§ **Objective**:
Repeat each record below exactly, dropping the pictures.

§ **Data for the task**:
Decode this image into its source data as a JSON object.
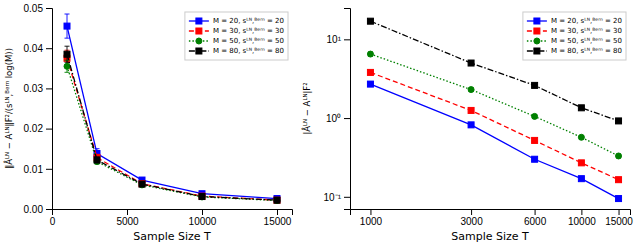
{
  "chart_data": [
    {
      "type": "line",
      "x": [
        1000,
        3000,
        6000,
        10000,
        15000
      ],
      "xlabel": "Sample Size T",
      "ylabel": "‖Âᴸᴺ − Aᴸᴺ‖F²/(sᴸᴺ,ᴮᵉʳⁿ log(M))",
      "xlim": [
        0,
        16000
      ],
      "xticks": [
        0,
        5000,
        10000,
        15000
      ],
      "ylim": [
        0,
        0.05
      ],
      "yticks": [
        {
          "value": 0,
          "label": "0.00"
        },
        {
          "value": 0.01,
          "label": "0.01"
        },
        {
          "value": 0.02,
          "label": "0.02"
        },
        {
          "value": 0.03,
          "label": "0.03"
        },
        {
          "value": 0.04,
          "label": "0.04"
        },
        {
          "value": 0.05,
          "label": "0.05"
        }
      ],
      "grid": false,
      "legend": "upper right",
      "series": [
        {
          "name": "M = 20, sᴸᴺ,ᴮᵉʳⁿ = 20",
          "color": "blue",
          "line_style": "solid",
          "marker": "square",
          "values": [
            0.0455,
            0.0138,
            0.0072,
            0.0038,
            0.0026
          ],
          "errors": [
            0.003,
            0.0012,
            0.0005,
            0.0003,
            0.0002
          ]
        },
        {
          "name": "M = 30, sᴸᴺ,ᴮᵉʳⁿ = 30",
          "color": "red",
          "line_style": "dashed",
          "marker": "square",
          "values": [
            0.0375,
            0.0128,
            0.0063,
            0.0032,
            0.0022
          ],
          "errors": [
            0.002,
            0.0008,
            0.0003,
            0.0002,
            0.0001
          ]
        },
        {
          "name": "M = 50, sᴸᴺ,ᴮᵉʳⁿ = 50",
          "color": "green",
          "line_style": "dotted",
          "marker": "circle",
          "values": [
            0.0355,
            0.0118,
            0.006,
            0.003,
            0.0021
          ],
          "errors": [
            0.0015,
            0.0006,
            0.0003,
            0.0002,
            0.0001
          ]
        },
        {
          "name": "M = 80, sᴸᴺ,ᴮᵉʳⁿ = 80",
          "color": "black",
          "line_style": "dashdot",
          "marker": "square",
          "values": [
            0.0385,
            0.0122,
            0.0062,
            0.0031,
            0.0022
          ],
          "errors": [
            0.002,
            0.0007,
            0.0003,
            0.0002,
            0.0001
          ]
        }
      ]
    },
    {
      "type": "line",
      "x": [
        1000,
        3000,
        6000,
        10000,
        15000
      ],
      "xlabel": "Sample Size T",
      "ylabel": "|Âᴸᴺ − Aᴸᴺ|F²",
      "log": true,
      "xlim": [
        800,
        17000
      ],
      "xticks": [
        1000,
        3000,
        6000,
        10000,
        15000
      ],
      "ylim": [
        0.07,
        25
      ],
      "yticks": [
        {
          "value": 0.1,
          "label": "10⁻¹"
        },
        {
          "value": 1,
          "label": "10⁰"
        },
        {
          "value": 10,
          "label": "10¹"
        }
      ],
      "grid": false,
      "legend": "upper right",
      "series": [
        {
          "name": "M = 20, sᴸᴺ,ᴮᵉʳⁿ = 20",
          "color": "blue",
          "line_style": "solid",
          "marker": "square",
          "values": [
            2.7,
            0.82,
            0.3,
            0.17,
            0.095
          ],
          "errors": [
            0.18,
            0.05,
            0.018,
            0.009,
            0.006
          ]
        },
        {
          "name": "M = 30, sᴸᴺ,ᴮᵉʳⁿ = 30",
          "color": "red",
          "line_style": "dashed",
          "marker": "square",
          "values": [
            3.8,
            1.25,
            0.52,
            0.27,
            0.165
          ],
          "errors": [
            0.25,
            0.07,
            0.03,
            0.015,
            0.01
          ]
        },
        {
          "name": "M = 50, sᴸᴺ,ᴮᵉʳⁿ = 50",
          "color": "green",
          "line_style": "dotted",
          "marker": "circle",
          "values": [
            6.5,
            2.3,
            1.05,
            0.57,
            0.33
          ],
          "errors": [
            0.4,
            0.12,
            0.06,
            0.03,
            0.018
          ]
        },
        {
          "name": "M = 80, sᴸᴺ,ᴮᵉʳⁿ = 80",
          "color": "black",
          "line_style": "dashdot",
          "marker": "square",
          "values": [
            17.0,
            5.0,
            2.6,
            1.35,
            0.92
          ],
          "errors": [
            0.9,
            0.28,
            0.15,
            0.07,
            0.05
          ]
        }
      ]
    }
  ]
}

§ **Solution to this exercise**:
Decode this image into its source data as a JSON object.
{
  "chart_data": [
    {
      "type": "line",
      "x": [
        1000,
        3000,
        6000,
        10000,
        15000
      ],
      "xlabel": "Sample Size T",
      "ylabel": "‖Âᴸᴺ − Aᴸᴺ‖F²/(sᴸᴺ,ᴮᵉʳⁿ log(M))",
      "xlim": [
        0,
        16000
      ],
      "xticks": [
        0,
        5000,
        10000,
        15000
      ],
      "ylim": [
        0,
        0.05
      ],
      "yticks": [
        {
          "value": 0,
          "label": "0.00"
        },
        {
          "value": 0.01,
          "label": "0.01"
        },
        {
          "value": 0.02,
          "label": "0.02"
        },
        {
          "value": 0.03,
          "label": "0.03"
        },
        {
          "value": 0.04,
          "label": "0.04"
        },
        {
          "value": 0.05,
          "label": "0.05"
        }
      ],
      "grid": false,
      "legend": "upper right",
      "series": [
        {
          "name": "M = 20, sᴸᴺ,ᴮᵉʳⁿ = 20",
          "color": "blue",
          "line_style": "solid",
          "marker": "square",
          "values": [
            0.0455,
            0.0138,
            0.0072,
            0.0038,
            0.0026
          ],
          "errors": [
            0.003,
            0.0012,
            0.0005,
            0.0003,
            0.0002
          ]
        },
        {
          "name": "M = 30, sᴸᴺ,ᴮᵉʳⁿ = 30",
          "color": "red",
          "line_style": "dashed",
          "marker": "square",
          "values": [
            0.0375,
            0.0128,
            0.0063,
            0.0032,
            0.0022
          ],
          "errors": [
            0.002,
            0.0008,
            0.0003,
            0.0002,
            0.0001
          ]
        },
        {
          "name": "M = 50, sᴸᴺ,ᴮᵉʳⁿ = 50",
          "color": "green",
          "line_style": "dotted",
          "marker": "circle",
          "values": [
            0.0355,
            0.0118,
            0.006,
            0.003,
            0.0021
          ],
          "errors": [
            0.0015,
            0.0006,
            0.0003,
            0.0002,
            0.0001
          ]
        },
        {
          "name": "M = 80, sᴸᴺ,ᴮᵉʳⁿ = 80",
          "color": "black",
          "line_style": "dashdot",
          "marker": "square",
          "values": [
            0.0385,
            0.0122,
            0.0062,
            0.0031,
            0.0022
          ],
          "errors": [
            0.002,
            0.0007,
            0.0003,
            0.0002,
            0.0001
          ]
        }
      ]
    },
    {
      "type": "line",
      "x": [
        1000,
        3000,
        6000,
        10000,
        15000
      ],
      "xlabel": "Sample Size T",
      "ylabel": "|Âᴸᴺ − Aᴸᴺ|F²",
      "log": true,
      "xlim": [
        800,
        17000
      ],
      "xticks": [
        1000,
        3000,
        6000,
        10000,
        15000
      ],
      "ylim": [
        0.07,
        25
      ],
      "yticks": [
        {
          "value": 0.1,
          "label": "10⁻¹"
        },
        {
          "value": 1,
          "label": "10⁰"
        },
        {
          "value": 10,
          "label": "10¹"
        }
      ],
      "grid": false,
      "legend": "upper right",
      "series": [
        {
          "name": "M = 20, sᴸᴺ,ᴮᵉʳⁿ = 20",
          "color": "blue",
          "line_style": "solid",
          "marker": "square",
          "values": [
            2.7,
            0.82,
            0.3,
            0.17,
            0.095
          ],
          "errors": [
            0.18,
            0.05,
            0.018,
            0.009,
            0.006
          ]
        },
        {
          "name": "M = 30, sᴸᴺ,ᴮᵉʳⁿ = 30",
          "color": "red",
          "line_style": "dashed",
          "marker": "square",
          "values": [
            3.8,
            1.25,
            0.52,
            0.27,
            0.165
          ],
          "errors": [
            0.25,
            0.07,
            0.03,
            0.015,
            0.01
          ]
        },
        {
          "name": "M = 50, sᴸᴺ,ᴮᵉʳⁿ = 50",
          "color": "green",
          "line_style": "dotted",
          "marker": "circle",
          "values": [
            6.5,
            2.3,
            1.05,
            0.57,
            0.33
          ],
          "errors": [
            0.4,
            0.12,
            0.06,
            0.03,
            0.018
          ]
        },
        {
          "name": "M = 80, sᴸᴺ,ᴮᵉʳⁿ = 80",
          "color": "black",
          "line_style": "dashdot",
          "marker": "square",
          "values": [
            17.0,
            5.0,
            2.6,
            1.35,
            0.92
          ],
          "errors": [
            0.9,
            0.28,
            0.15,
            0.07,
            0.05
          ]
        }
      ]
    }
  ]
}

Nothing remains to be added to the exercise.